§ **Exercise aim**:
Copy out, character for character, the rows starting at the first one and ending at the row that contains "intro-line-3: άρθρο 25", with both ends included.

# # #

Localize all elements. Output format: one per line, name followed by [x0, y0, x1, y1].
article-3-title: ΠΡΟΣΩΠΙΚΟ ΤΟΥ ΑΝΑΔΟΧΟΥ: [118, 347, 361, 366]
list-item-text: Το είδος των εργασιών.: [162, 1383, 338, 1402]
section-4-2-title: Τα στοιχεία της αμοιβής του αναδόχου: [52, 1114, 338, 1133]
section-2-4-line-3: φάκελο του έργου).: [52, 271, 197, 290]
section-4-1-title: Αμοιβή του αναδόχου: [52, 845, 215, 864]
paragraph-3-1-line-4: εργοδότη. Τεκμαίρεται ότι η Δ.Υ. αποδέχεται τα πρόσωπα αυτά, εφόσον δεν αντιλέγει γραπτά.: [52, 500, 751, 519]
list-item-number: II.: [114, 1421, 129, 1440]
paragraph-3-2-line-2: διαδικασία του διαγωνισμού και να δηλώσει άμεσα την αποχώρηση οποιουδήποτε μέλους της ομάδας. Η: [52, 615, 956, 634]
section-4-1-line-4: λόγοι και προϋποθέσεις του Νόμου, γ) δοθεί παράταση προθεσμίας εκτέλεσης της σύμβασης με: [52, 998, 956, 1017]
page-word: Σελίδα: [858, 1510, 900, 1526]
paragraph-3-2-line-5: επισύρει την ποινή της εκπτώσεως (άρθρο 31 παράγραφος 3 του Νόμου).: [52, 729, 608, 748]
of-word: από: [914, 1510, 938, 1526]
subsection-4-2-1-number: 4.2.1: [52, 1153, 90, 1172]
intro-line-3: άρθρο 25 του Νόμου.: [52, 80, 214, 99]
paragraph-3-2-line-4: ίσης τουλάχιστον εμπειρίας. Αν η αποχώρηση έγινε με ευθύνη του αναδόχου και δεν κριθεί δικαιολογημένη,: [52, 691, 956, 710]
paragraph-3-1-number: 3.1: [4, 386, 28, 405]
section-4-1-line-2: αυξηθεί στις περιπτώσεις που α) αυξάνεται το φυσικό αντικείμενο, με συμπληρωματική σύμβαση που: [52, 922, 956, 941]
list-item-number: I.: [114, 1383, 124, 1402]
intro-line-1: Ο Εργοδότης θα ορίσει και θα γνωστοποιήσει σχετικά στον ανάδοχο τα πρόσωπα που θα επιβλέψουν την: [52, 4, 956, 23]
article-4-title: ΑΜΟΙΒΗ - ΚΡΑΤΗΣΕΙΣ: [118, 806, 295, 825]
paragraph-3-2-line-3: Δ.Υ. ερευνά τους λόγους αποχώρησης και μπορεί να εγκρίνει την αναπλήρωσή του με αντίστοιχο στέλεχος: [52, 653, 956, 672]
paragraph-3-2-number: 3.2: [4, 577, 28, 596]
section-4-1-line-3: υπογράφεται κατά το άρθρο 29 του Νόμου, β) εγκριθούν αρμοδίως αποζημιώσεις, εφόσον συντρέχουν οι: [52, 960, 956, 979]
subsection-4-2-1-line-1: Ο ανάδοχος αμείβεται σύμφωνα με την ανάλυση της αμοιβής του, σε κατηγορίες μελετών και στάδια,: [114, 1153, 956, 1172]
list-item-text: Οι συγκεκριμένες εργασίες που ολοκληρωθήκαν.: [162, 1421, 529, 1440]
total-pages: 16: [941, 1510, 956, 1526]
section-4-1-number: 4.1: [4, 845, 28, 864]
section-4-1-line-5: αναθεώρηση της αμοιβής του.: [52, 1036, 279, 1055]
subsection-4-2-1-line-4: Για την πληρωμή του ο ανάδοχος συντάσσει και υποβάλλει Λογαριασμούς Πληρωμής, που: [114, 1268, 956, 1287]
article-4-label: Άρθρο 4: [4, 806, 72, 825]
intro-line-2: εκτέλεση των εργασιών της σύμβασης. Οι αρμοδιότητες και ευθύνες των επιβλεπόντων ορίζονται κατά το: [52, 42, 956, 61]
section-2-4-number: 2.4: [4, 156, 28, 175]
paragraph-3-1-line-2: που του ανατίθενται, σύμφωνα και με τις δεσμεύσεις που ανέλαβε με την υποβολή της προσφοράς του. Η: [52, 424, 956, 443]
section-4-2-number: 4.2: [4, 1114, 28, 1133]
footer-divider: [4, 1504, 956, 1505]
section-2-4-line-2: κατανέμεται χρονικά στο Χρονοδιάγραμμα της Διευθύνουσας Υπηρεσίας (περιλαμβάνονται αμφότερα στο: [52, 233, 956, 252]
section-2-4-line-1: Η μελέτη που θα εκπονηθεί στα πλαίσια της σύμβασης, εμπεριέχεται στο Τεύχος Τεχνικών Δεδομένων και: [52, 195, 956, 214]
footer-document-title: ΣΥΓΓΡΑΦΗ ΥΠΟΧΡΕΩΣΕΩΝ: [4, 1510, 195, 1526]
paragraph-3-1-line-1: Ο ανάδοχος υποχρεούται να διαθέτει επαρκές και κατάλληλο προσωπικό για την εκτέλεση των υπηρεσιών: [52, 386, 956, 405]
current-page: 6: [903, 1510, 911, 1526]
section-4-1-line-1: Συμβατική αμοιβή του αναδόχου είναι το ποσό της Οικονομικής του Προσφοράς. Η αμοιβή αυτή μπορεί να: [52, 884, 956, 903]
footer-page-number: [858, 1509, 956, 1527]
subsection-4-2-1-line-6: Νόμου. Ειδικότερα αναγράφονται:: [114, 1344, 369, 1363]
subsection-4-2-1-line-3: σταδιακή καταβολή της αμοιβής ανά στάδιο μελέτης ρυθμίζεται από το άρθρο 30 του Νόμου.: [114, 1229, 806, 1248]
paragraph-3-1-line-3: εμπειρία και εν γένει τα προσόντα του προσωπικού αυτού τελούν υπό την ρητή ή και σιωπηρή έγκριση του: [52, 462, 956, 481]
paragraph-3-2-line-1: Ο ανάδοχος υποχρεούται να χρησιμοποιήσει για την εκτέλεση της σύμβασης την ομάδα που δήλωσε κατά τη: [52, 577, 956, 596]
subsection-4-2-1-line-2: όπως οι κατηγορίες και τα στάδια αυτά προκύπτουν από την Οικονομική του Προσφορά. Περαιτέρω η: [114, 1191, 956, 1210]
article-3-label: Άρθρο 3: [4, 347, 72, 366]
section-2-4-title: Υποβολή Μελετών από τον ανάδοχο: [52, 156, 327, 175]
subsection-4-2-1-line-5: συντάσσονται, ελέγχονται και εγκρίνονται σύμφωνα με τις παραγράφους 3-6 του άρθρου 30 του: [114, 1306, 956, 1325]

# # #

§ **Task answer**:
Localize all elements. Output format: one per line, name followed by [x0, y0, x1, y1].
article-3-title: ΠΡΟΣΩΠΙΚΟ ΤΟΥ ΑΝΑΔΟΧΟΥ: [118, 347, 361, 366]
list-item-text: Το είδος των εργασιών.: [162, 1383, 338, 1402]
section-4-2-title: Τα στοιχεία της αμοιβής του αναδόχου: [52, 1114, 338, 1133]
section-2-4-line-3: φάκελο του έργου).: [52, 271, 197, 290]
section-4-1-title: Αμοιβή του αναδόχου: [52, 845, 215, 864]
paragraph-3-1-line-4: εργοδότη. Τεκμαίρεται ότι η Δ.Υ. αποδέχεται τα πρόσωπα αυτά, εφόσον δεν αντιλέγει γραπτά.: [52, 500, 751, 519]
list-item-number: II.: [114, 1421, 129, 1440]
paragraph-3-2-line-2: διαδικασία του διαγωνισμού και να δηλώσει άμεσα την αποχώρηση οποιουδήποτε μέλους της ομάδας. Η: [52, 615, 956, 634]
section-4-1-line-4: λόγοι και προϋποθέσεις του Νόμου, γ) δοθεί παράταση προθεσμίας εκτέλεσης της σύμβασης με: [52, 998, 956, 1017]
page-word: Σελίδα: [858, 1510, 900, 1526]
paragraph-3-2-line-5: επισύρει την ποινή της εκπτώσεως (άρθρο 31 παράγραφος 3 του Νόμου).: [52, 729, 608, 748]
of-word: από: [914, 1510, 938, 1526]
subsection-4-2-1-number: 4.2.1: [52, 1153, 90, 1172]
intro-line-3: άρθρο 25 του Νόμου.: [52, 80, 214, 99]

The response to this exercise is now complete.